Prompt: Exact repetition of every entry is required.

Stored data:
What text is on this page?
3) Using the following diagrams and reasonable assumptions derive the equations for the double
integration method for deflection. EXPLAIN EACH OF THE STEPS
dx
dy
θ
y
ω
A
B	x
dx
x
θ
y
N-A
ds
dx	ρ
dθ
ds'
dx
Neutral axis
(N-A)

Exercise output:
What text is on this page?
3) Using the following diagrams and reasonable assumptions derive the equations for the double
integration method for deflection. EXPLAIN EACH OF THE STEPS
dx
dy
θ
y
ω
A
B	x
dx
x
θ
y
N-A
ds
dx	ρ
dθ
ds'
dx
Neutral axis
(N-A)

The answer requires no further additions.